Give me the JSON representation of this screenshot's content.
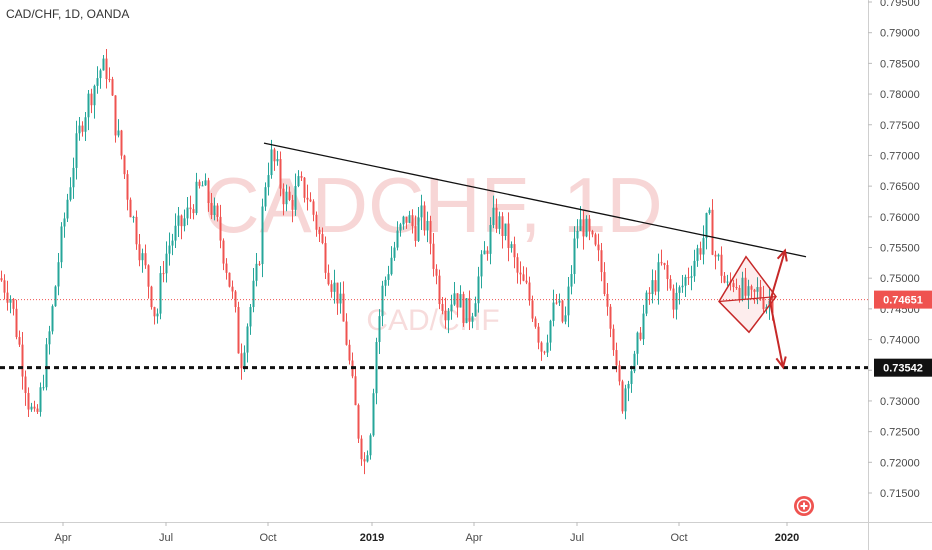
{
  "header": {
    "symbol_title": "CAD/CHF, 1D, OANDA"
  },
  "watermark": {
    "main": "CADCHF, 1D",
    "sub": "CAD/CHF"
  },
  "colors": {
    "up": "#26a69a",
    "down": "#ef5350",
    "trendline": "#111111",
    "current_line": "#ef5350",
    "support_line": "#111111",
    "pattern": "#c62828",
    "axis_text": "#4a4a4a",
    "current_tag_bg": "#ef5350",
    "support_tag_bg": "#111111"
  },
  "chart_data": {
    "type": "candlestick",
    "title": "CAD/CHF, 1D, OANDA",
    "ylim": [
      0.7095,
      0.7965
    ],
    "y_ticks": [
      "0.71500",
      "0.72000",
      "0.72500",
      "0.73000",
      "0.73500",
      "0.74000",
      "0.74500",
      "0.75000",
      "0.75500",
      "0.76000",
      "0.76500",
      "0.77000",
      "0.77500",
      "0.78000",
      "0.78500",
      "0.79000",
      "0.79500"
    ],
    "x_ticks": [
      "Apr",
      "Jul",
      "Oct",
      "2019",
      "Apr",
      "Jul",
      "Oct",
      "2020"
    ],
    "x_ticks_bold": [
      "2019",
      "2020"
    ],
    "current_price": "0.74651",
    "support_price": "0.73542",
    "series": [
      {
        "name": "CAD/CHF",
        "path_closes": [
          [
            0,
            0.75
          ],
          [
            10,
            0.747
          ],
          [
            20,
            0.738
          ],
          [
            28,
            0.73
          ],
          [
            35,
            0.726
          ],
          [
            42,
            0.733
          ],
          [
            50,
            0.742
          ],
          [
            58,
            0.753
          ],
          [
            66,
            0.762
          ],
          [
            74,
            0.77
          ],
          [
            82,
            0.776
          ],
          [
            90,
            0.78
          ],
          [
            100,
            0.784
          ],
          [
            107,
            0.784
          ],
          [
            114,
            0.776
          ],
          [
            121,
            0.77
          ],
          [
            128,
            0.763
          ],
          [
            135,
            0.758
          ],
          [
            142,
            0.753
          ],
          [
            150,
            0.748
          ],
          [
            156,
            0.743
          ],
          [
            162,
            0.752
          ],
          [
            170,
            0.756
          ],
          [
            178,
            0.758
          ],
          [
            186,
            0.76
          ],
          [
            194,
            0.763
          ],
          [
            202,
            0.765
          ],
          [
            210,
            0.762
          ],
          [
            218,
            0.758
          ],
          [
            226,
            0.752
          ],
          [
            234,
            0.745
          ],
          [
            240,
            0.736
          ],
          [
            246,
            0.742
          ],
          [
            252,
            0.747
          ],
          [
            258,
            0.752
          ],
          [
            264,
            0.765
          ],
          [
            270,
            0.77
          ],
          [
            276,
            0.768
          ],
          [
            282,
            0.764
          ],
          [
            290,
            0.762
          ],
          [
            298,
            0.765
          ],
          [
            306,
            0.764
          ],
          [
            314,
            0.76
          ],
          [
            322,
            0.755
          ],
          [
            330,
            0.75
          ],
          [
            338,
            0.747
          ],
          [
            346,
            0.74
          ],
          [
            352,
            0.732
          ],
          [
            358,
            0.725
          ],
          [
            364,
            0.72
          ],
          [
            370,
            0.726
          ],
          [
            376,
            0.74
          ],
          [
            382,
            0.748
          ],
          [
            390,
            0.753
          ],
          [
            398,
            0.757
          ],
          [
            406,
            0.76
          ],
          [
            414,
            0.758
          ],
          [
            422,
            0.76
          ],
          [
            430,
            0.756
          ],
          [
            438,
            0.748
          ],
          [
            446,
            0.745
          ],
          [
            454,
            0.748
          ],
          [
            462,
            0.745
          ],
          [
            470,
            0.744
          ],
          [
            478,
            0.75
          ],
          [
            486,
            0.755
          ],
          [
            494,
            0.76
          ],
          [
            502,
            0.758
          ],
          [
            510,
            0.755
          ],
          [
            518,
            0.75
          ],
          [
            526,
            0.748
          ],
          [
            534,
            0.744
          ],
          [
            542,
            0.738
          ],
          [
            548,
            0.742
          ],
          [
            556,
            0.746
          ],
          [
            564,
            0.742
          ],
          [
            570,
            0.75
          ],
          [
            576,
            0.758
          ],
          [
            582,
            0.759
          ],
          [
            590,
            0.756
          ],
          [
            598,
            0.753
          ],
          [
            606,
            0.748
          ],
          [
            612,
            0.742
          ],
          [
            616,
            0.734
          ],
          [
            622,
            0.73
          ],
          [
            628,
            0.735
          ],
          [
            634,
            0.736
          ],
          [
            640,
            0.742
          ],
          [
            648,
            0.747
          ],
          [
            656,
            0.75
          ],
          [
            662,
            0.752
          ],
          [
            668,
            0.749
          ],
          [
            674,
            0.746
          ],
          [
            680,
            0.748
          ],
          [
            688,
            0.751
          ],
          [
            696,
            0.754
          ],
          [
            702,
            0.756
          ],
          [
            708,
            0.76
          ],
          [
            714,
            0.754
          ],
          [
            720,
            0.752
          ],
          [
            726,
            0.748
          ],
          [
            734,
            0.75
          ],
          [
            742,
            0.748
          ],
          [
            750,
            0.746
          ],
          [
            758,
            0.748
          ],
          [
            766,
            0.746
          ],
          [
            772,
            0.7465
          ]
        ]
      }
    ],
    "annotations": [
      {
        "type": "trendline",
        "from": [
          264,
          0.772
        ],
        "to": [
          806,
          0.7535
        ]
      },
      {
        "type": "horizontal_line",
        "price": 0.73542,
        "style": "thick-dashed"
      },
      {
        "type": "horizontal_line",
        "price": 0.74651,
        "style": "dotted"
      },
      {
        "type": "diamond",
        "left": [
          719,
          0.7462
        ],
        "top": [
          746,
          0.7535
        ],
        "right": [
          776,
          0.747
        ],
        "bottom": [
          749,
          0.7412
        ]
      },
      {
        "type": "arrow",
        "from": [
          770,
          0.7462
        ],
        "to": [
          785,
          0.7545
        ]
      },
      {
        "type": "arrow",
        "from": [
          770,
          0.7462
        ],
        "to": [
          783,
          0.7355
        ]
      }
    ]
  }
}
- - -
● **TASK DESCRIPTION**: What is the number of lines holding the word "OANDA"? State it alone.

● **EXERCISE SOLUTION**: 2